Stored records:

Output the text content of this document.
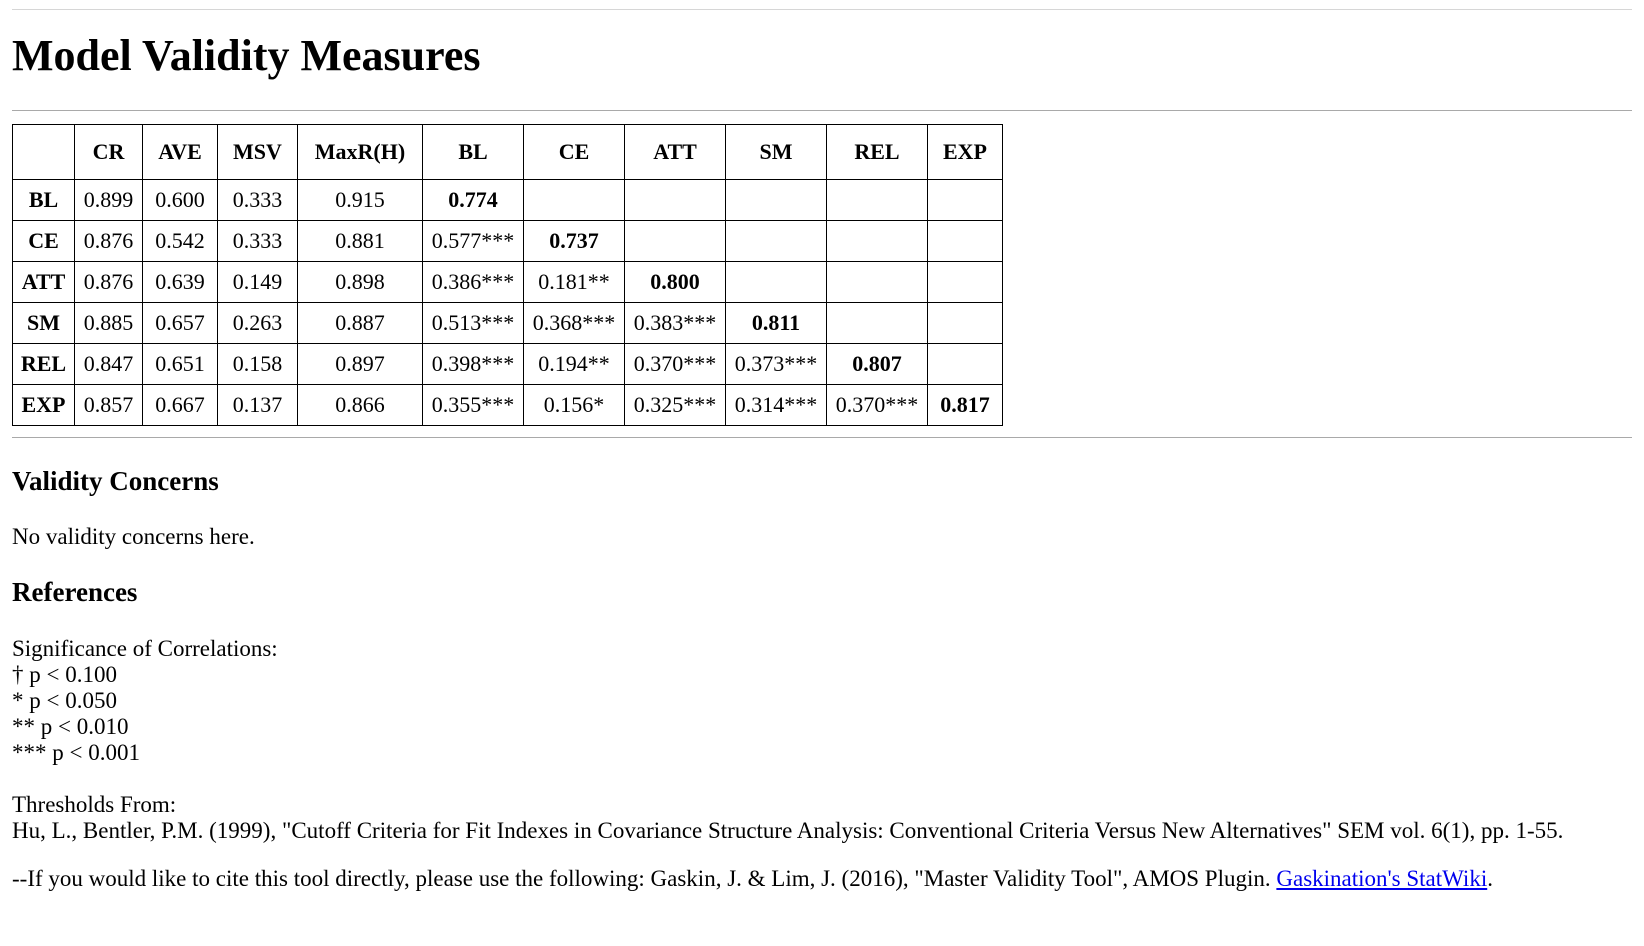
Model Validity Measures
	CR	AVE	MSV	MaxR(H)	BL	CE	ATT	SM	REL	EXP
BL	0.899	0.600	0.333	0.915	0.774					
CE	0.876	0.542	0.333	0.881	0.577***	0.737				
ATT	0.876	0.639	0.149	0.898	0.386***	0.181**	0.800			
SM	0.885	0.657	0.263	0.887	0.513***	0.368***	0.383***	0.811		
REL	0.847	0.651	0.158	0.897	0.398***	0.194**	0.370***	0.373***	0.807	
EXP	0.857	0.667	0.137	0.866	0.355***	0.156*	0.325***	0.314***	0.370***	0.817
Validity Concerns

No validity concerns here.

References

Significance of Correlations:

† p < 0.100

* p < 0.050

** p < 0.010

*** p < 0.001

Thresholds From:

Hu, L., Bentler, P.M. (1999), "Cutoff Criteria for Fit Indexes in Covariance Structure Analysis: Conventional Criteria Versus New Alternatives" SEM vol. 6(1), pp. 1-55.

--If you would like to cite this tool directly, please use the following: Gaskin, J. & Lim, J. (2016), "Master Validity Tool", AMOS Plugin. Gaskination's StatWiki.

> **Your task**
Print each of the records above exactly as written, leaving no picture in the copy.

> **Completed task**
Output the text content of this document.
Model Validity Measures
	CR	AVE	MSV	MaxR(H)	BL	CE	ATT	SM	REL	EXP
BL	0.899	0.600	0.333	0.915	0.774					
CE	0.876	0.542	0.333	0.881	0.577***	0.737				
ATT	0.876	0.639	0.149	0.898	0.386***	0.181**	0.800			
SM	0.885	0.657	0.263	0.887	0.513***	0.368***	0.383***	0.811		
REL	0.847	0.651	0.158	0.897	0.398***	0.194**	0.370***	0.373***	0.807	
EXP	0.857	0.667	0.137	0.866	0.355***	0.156*	0.325***	0.314***	0.370***	0.817
Validity Concerns

No validity concerns here.

References

Significance of Correlations:

† p < 0.100

* p < 0.050

** p < 0.010

*** p < 0.001

Thresholds From:

Hu, L., Bentler, P.M. (1999), "Cutoff Criteria for Fit Indexes in Covariance Structure Analysis: Conventional Criteria Versus New Alternatives" SEM vol. 6(1), pp. 1-55.

--If you would like to cite this tool directly, please use the following: Gaskin, J. & Lim, J. (2016), "Master Validity Tool", AMOS Plugin. Gaskination's StatWiki.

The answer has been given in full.